Short task: Print all the entries verbatim.
****
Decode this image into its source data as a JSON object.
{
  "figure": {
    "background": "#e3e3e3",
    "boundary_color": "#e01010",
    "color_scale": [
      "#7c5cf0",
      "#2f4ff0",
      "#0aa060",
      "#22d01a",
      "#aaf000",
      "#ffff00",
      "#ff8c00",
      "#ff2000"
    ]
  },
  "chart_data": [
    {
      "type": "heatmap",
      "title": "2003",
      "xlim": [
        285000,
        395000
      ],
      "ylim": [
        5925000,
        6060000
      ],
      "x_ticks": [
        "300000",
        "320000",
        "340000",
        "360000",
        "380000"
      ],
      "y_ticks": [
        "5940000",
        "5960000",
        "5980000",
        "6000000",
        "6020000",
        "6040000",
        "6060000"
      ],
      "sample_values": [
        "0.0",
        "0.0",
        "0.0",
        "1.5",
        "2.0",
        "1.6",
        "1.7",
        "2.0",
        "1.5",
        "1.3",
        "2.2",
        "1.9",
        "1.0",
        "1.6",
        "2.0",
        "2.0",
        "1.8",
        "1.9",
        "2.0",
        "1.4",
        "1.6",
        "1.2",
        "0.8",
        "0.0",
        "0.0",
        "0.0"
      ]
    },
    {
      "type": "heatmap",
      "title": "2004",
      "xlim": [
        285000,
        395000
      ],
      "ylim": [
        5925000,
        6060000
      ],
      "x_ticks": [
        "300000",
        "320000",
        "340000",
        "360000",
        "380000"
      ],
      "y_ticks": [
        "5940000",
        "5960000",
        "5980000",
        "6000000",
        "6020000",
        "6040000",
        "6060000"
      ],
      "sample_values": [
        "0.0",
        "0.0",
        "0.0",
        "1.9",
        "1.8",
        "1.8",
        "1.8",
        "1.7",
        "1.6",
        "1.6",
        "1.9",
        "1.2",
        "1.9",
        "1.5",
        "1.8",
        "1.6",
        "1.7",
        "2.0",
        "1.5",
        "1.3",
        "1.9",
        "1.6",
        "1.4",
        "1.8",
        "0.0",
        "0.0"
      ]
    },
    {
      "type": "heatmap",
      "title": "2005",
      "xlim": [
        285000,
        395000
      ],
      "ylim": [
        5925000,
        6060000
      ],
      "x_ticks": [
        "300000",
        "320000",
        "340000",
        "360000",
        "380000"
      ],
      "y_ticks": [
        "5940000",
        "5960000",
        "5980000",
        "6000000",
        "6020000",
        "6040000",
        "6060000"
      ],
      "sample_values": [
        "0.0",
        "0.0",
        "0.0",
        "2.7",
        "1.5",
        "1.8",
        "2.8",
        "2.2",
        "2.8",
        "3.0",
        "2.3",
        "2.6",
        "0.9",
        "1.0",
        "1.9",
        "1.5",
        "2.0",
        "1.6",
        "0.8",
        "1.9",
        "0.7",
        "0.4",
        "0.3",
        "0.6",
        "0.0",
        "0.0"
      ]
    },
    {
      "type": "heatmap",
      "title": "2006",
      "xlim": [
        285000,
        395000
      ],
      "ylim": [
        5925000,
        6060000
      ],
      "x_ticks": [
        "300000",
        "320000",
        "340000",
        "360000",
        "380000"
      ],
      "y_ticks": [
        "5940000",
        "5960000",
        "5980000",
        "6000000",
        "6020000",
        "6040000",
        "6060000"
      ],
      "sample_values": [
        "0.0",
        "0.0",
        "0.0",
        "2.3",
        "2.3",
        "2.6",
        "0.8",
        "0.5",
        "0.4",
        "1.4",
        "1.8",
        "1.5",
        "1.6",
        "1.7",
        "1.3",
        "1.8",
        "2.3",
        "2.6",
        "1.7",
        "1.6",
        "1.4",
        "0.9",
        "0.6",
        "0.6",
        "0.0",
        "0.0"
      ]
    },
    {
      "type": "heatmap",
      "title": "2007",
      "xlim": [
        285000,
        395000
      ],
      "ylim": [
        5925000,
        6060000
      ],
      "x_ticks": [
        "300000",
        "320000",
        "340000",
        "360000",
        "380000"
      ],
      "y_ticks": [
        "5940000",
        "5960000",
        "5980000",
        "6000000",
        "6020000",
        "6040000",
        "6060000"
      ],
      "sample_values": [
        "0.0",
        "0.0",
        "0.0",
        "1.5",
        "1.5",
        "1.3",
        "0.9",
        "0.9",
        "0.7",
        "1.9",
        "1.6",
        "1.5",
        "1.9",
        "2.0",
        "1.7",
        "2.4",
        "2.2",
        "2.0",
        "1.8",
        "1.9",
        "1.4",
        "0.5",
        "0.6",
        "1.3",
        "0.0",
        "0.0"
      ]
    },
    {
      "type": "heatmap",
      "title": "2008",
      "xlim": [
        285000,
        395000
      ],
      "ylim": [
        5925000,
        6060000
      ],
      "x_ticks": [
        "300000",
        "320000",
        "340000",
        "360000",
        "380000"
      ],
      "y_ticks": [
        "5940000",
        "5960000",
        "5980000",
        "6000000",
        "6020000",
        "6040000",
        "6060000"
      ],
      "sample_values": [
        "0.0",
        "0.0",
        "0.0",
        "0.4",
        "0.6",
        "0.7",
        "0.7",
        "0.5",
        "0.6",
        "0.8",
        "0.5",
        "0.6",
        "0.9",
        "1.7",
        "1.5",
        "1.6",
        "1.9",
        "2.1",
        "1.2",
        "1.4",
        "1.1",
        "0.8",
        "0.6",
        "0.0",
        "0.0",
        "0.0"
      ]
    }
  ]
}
****
Response to this task:
Decode this image into its source data as a JSON object.
{
  "figure": {
    "background": "#e3e3e3",
    "boundary_color": "#e01010",
    "color_scale": [
      "#7c5cf0",
      "#2f4ff0",
      "#0aa060",
      "#22d01a",
      "#aaf000",
      "#ffff00",
      "#ff8c00",
      "#ff2000"
    ]
  },
  "chart_data": [
    {
      "type": "heatmap",
      "title": "2003",
      "xlim": [
        285000,
        395000
      ],
      "ylim": [
        5925000,
        6060000
      ],
      "x_ticks": [
        "300000",
        "320000",
        "340000",
        "360000",
        "380000"
      ],
      "y_ticks": [
        "5940000",
        "5960000",
        "5980000",
        "6000000",
        "6020000",
        "6040000",
        "6060000"
      ],
      "sample_values": [
        "0.0",
        "0.0",
        "0.0",
        "1.5",
        "2.0",
        "1.6",
        "1.7",
        "2.0",
        "1.5",
        "1.3",
        "2.2",
        "1.9",
        "1.0",
        "1.6",
        "2.0",
        "2.0",
        "1.8",
        "1.9",
        "2.0",
        "1.4",
        "1.6",
        "1.2",
        "0.8",
        "0.0",
        "0.0",
        "0.0"
      ]
    },
    {
      "type": "heatmap",
      "title": "2004",
      "xlim": [
        285000,
        395000
      ],
      "ylim": [
        5925000,
        6060000
      ],
      "x_ticks": [
        "300000",
        "320000",
        "340000",
        "360000",
        "380000"
      ],
      "y_ticks": [
        "5940000",
        "5960000",
        "5980000",
        "6000000",
        "6020000",
        "6040000",
        "6060000"
      ],
      "sample_values": [
        "0.0",
        "0.0",
        "0.0",
        "1.9",
        "1.8",
        "1.8",
        "1.8",
        "1.7",
        "1.6",
        "1.6",
        "1.9",
        "1.2",
        "1.9",
        "1.5",
        "1.8",
        "1.6",
        "1.7",
        "2.0",
        "1.5",
        "1.3",
        "1.9",
        "1.6",
        "1.4",
        "1.8",
        "0.0",
        "0.0"
      ]
    },
    {
      "type": "heatmap",
      "title": "2005",
      "xlim": [
        285000,
        395000
      ],
      "ylim": [
        5925000,
        6060000
      ],
      "x_ticks": [
        "300000",
        "320000",
        "340000",
        "360000",
        "380000"
      ],
      "y_ticks": [
        "5940000",
        "5960000",
        "5980000",
        "6000000",
        "6020000",
        "6040000",
        "6060000"
      ],
      "sample_values": [
        "0.0",
        "0.0",
        "0.0",
        "2.7",
        "1.5",
        "1.8",
        "2.8",
        "2.2",
        "2.8",
        "3.0",
        "2.3",
        "2.6",
        "0.9",
        "1.0",
        "1.9",
        "1.5",
        "2.0",
        "1.6",
        "0.8",
        "1.9",
        "0.7",
        "0.4",
        "0.3",
        "0.6",
        "0.0",
        "0.0"
      ]
    },
    {
      "type": "heatmap",
      "title": "2006",
      "xlim": [
        285000,
        395000
      ],
      "ylim": [
        5925000,
        6060000
      ],
      "x_ticks": [
        "300000",
        "320000",
        "340000",
        "360000",
        "380000"
      ],
      "y_ticks": [
        "5940000",
        "5960000",
        "5980000",
        "6000000",
        "6020000",
        "6040000",
        "6060000"
      ],
      "sample_values": [
        "0.0",
        "0.0",
        "0.0",
        "2.3",
        "2.3",
        "2.6",
        "0.8",
        "0.5",
        "0.4",
        "1.4",
        "1.8",
        "1.5",
        "1.6",
        "1.7",
        "1.3",
        "1.8",
        "2.3",
        "2.6",
        "1.7",
        "1.6",
        "1.4",
        "0.9",
        "0.6",
        "0.6",
        "0.0",
        "0.0"
      ]
    },
    {
      "type": "heatmap",
      "title": "2007",
      "xlim": [
        285000,
        395000
      ],
      "ylim": [
        5925000,
        6060000
      ],
      "x_ticks": [
        "300000",
        "320000",
        "340000",
        "360000",
        "380000"
      ],
      "y_ticks": [
        "5940000",
        "5960000",
        "5980000",
        "6000000",
        "6020000",
        "6040000",
        "6060000"
      ],
      "sample_values": [
        "0.0",
        "0.0",
        "0.0",
        "1.5",
        "1.5",
        "1.3",
        "0.9",
        "0.9",
        "0.7",
        "1.9",
        "1.6",
        "1.5",
        "1.9",
        "2.0",
        "1.7",
        "2.4",
        "2.2",
        "2.0",
        "1.8",
        "1.9",
        "1.4",
        "0.5",
        "0.6",
        "1.3",
        "0.0",
        "0.0"
      ]
    },
    {
      "type": "heatmap",
      "title": "2008",
      "xlim": [
        285000,
        395000
      ],
      "ylim": [
        5925000,
        6060000
      ],
      "x_ticks": [
        "300000",
        "320000",
        "340000",
        "360000",
        "380000"
      ],
      "y_ticks": [
        "5940000",
        "5960000",
        "5980000",
        "6000000",
        "6020000",
        "6040000",
        "6060000"
      ],
      "sample_values": [
        "0.0",
        "0.0",
        "0.0",
        "0.4",
        "0.6",
        "0.7",
        "0.7",
        "0.5",
        "0.6",
        "0.8",
        "0.5",
        "0.6",
        "0.9",
        "1.7",
        "1.5",
        "1.6",
        "1.9",
        "2.1",
        "1.2",
        "1.4",
        "1.1",
        "0.8",
        "0.6",
        "0.0",
        "0.0",
        "0.0"
      ]
    }
  ]
}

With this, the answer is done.